====== DATASET

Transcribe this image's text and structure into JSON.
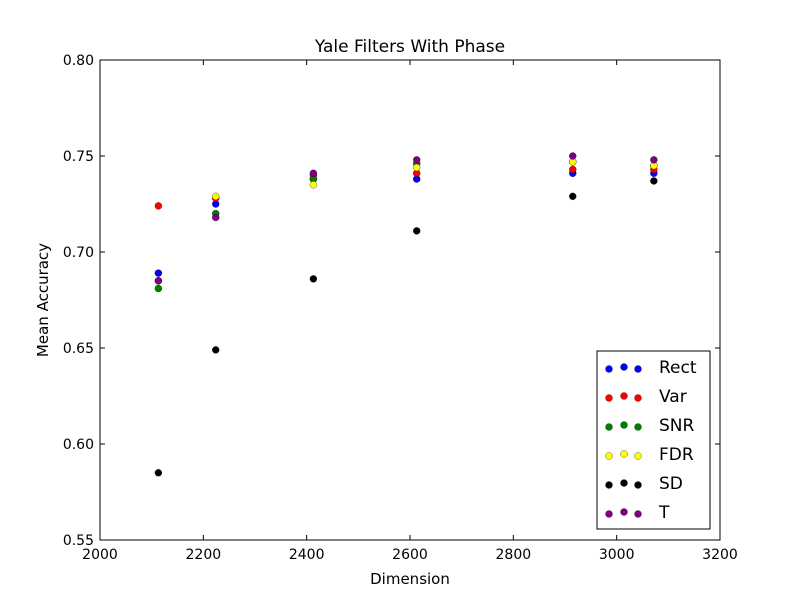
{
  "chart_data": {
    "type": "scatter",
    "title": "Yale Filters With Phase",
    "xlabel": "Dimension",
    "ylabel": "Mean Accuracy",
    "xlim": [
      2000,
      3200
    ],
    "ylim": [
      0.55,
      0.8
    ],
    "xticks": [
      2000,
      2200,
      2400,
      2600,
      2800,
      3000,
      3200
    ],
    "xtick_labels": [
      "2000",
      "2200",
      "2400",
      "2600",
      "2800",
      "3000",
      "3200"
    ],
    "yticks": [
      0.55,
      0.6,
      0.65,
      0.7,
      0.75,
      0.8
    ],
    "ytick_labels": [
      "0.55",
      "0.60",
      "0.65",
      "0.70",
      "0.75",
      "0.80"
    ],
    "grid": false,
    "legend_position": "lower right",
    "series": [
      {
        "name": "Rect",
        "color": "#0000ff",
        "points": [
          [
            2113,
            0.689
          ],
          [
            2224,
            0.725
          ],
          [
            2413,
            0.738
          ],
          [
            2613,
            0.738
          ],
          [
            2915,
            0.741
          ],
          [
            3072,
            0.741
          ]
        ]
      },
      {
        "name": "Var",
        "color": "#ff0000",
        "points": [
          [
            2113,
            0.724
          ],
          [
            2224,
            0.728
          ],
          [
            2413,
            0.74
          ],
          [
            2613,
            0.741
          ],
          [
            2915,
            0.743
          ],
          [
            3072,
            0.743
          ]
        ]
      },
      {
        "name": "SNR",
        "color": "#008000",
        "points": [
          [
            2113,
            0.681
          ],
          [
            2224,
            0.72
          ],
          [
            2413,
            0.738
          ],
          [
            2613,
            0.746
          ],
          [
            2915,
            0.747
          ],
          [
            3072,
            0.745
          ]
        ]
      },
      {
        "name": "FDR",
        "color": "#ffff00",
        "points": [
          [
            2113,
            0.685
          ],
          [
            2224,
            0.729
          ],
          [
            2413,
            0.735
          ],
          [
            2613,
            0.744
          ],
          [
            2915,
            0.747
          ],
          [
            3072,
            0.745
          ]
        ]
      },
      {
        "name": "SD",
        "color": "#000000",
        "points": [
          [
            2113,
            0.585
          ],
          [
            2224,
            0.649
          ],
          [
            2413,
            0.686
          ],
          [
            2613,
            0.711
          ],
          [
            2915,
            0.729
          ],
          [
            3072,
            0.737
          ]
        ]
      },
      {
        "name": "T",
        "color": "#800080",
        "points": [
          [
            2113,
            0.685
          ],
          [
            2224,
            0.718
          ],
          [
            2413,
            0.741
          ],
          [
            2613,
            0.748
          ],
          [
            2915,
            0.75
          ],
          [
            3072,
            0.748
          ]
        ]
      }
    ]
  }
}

============

Each record must be quoted in full and exactly. Do not include the pictures.

Transcribe this image's text and structure into JSON.
{
  "chart_data": {
    "type": "scatter",
    "title": "Yale Filters With Phase",
    "xlabel": "Dimension",
    "ylabel": "Mean Accuracy",
    "xlim": [
      2000,
      3200
    ],
    "ylim": [
      0.55,
      0.8
    ],
    "xticks": [
      2000,
      2200,
      2400,
      2600,
      2800,
      3000,
      3200
    ],
    "xtick_labels": [
      "2000",
      "2200",
      "2400",
      "2600",
      "2800",
      "3000",
      "3200"
    ],
    "yticks": [
      0.55,
      0.6,
      0.65,
      0.7,
      0.75,
      0.8
    ],
    "ytick_labels": [
      "0.55",
      "0.60",
      "0.65",
      "0.70",
      "0.75",
      "0.80"
    ],
    "grid": false,
    "legend_position": "lower right",
    "series": [
      {
        "name": "Rect",
        "color": "#0000ff",
        "points": [
          [
            2113,
            0.689
          ],
          [
            2224,
            0.725
          ],
          [
            2413,
            0.738
          ],
          [
            2613,
            0.738
          ],
          [
            2915,
            0.741
          ],
          [
            3072,
            0.741
          ]
        ]
      },
      {
        "name": "Var",
        "color": "#ff0000",
        "points": [
          [
            2113,
            0.724
          ],
          [
            2224,
            0.728
          ],
          [
            2413,
            0.74
          ],
          [
            2613,
            0.741
          ],
          [
            2915,
            0.743
          ],
          [
            3072,
            0.743
          ]
        ]
      },
      {
        "name": "SNR",
        "color": "#008000",
        "points": [
          [
            2113,
            0.681
          ],
          [
            2224,
            0.72
          ],
          [
            2413,
            0.738
          ],
          [
            2613,
            0.746
          ],
          [
            2915,
            0.747
          ],
          [
            3072,
            0.745
          ]
        ]
      },
      {
        "name": "FDR",
        "color": "#ffff00",
        "points": [
          [
            2113,
            0.685
          ],
          [
            2224,
            0.729
          ],
          [
            2413,
            0.735
          ],
          [
            2613,
            0.744
          ],
          [
            2915,
            0.747
          ],
          [
            3072,
            0.745
          ]
        ]
      },
      {
        "name": "SD",
        "color": "#000000",
        "points": [
          [
            2113,
            0.585
          ],
          [
            2224,
            0.649
          ],
          [
            2413,
            0.686
          ],
          [
            2613,
            0.711
          ],
          [
            2915,
            0.729
          ],
          [
            3072,
            0.737
          ]
        ]
      },
      {
        "name": "T",
        "color": "#800080",
        "points": [
          [
            2113,
            0.685
          ],
          [
            2224,
            0.718
          ],
          [
            2413,
            0.741
          ],
          [
            2613,
            0.748
          ],
          [
            2915,
            0.75
          ],
          [
            3072,
            0.748
          ]
        ]
      }
    ]
  }
}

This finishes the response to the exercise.